(Excerpts from a figure dataset)
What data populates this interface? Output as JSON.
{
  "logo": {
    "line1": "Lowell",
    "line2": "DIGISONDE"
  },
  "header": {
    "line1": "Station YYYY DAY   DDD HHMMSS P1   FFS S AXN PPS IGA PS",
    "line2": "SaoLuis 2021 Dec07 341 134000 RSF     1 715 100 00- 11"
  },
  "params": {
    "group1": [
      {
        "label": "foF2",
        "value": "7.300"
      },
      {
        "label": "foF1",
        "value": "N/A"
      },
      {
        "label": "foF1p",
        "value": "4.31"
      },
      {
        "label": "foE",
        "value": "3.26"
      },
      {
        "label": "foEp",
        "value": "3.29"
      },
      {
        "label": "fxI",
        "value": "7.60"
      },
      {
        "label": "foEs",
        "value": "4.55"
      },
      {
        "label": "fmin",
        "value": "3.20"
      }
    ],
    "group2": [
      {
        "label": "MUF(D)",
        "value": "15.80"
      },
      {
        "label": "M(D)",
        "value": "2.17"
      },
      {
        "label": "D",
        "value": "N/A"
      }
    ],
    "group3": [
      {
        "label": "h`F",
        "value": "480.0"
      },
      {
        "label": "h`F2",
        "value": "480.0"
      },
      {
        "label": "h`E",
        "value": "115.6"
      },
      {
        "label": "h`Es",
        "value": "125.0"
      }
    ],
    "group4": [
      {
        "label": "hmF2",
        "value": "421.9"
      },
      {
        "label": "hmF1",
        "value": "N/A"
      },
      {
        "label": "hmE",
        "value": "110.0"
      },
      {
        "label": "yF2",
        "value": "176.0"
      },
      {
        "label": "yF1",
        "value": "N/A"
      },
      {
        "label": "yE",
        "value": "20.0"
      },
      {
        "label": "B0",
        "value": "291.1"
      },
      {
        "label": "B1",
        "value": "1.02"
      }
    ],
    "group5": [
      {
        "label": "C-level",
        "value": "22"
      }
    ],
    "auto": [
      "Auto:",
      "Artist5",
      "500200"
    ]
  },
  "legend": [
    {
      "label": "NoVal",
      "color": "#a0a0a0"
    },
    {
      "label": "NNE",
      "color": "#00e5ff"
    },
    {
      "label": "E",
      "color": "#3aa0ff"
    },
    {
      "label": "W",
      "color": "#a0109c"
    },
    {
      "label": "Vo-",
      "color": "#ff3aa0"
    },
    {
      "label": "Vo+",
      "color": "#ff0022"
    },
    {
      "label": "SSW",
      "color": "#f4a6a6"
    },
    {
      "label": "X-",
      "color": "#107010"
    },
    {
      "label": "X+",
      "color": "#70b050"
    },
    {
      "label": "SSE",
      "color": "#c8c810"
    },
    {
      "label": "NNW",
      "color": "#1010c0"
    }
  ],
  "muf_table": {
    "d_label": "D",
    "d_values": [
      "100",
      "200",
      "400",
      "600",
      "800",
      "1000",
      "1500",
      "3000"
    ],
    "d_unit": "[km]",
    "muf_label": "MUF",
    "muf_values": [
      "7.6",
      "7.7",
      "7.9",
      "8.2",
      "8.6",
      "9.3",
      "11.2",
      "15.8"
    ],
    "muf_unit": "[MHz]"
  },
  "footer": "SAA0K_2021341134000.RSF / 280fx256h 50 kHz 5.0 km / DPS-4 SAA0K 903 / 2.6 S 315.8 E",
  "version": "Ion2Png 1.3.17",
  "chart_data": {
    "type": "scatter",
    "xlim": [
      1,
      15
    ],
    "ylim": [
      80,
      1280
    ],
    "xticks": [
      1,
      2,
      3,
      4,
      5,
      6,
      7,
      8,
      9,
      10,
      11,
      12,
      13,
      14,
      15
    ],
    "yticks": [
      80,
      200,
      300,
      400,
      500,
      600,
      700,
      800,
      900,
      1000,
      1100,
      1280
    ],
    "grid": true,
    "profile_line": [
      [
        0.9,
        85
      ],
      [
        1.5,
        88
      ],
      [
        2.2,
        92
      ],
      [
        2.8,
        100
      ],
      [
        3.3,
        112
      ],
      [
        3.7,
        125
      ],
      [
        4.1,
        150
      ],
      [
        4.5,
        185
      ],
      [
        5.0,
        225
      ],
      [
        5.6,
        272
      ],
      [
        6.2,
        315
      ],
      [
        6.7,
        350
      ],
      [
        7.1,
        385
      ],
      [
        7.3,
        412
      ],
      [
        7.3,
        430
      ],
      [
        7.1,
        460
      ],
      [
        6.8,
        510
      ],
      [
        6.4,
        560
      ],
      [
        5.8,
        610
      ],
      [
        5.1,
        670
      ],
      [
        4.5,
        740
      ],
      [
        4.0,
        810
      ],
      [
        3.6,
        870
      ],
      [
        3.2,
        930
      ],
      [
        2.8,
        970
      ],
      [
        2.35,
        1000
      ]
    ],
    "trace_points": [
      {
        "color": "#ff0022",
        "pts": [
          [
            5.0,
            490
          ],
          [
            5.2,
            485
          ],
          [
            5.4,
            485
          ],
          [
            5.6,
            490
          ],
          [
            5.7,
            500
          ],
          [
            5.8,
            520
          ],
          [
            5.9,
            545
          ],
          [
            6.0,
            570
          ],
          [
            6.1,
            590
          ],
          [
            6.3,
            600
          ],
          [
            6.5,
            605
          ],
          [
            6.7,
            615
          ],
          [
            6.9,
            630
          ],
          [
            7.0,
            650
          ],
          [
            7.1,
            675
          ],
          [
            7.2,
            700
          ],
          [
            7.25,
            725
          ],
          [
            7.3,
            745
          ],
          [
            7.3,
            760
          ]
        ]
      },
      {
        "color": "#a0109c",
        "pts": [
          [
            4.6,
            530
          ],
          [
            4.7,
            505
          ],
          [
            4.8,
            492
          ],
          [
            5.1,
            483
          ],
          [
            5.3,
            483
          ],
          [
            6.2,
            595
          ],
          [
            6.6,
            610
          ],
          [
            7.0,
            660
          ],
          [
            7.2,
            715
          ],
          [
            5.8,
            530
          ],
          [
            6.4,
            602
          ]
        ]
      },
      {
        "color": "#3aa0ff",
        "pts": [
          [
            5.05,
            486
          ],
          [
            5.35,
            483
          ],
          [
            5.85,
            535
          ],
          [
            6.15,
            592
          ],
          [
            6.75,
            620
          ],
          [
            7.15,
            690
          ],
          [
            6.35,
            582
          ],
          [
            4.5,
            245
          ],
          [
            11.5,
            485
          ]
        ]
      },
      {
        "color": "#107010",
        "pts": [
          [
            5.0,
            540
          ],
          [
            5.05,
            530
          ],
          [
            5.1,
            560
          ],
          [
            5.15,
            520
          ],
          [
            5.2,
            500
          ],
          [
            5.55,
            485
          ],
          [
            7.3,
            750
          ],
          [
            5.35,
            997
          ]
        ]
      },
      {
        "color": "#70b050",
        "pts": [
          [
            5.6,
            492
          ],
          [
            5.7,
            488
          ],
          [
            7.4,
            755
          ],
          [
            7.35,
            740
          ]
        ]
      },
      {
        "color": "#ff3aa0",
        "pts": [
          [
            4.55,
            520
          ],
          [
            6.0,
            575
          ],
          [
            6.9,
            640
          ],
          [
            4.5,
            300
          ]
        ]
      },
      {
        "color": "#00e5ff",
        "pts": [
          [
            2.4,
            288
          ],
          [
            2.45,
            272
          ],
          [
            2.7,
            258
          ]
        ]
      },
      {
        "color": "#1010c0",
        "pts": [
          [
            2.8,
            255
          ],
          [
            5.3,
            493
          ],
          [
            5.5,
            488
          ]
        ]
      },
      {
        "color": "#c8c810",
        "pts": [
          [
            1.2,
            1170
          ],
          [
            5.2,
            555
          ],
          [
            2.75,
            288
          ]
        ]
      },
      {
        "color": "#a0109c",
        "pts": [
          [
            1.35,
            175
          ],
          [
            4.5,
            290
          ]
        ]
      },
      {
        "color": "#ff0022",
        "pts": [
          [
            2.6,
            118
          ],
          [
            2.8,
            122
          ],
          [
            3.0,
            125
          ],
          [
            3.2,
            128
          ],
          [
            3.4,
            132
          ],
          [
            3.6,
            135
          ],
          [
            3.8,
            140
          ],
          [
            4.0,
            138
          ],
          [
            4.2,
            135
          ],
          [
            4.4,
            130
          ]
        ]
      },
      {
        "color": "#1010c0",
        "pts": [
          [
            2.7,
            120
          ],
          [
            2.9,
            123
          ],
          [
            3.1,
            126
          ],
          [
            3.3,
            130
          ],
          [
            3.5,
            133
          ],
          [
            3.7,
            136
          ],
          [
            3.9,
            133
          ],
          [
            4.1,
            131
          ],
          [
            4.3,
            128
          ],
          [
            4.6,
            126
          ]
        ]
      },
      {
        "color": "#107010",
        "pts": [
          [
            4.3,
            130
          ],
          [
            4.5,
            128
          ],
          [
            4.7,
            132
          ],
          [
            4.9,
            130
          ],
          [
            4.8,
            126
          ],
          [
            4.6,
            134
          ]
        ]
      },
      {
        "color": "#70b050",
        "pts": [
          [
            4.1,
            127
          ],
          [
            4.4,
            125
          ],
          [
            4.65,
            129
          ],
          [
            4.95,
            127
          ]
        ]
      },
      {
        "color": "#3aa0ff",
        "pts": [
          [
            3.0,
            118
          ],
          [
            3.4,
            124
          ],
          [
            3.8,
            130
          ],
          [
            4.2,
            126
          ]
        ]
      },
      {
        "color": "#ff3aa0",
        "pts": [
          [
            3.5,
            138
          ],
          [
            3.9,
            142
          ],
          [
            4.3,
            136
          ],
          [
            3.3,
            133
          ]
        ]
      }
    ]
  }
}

* * *

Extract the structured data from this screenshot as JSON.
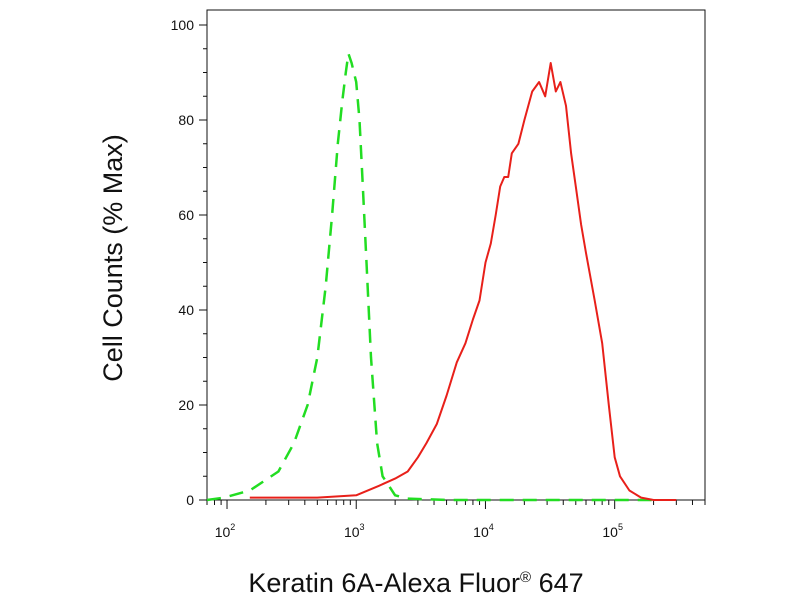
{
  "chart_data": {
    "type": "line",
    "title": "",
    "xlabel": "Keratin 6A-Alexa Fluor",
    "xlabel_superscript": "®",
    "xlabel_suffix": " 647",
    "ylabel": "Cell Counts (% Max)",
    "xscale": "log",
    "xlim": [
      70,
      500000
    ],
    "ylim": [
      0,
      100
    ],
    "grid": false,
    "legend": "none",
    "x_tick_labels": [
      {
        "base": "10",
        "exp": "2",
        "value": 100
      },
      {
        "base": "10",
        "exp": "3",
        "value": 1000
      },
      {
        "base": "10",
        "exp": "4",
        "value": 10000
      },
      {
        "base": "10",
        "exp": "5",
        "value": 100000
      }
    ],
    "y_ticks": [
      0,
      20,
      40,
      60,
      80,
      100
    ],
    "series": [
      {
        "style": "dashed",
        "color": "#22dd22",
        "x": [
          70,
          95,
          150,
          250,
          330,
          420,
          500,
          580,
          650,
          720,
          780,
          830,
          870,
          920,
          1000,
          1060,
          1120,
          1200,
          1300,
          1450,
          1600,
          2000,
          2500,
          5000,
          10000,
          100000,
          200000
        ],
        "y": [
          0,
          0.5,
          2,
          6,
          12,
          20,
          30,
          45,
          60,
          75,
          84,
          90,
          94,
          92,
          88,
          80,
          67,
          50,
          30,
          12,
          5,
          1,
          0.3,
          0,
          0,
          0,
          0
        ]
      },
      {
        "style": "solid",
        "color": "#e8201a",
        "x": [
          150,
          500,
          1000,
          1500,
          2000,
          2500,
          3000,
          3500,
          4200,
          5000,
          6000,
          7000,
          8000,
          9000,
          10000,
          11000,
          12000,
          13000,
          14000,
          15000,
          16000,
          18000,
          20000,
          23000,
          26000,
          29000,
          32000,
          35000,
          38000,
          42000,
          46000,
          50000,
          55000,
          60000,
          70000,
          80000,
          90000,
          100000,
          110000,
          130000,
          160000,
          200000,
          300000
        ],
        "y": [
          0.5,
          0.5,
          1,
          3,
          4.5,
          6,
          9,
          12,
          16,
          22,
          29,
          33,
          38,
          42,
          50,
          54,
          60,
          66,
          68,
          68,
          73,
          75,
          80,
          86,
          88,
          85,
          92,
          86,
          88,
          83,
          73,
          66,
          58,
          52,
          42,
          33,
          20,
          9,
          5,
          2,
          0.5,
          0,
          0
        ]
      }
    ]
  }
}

- [SHORT TASK]: Go through the records and gather the lines that hold "this".

- [TASK RESULT]:
What data populates this interface? Output as JSON.
Extract the structured data from this screenshot as JSON.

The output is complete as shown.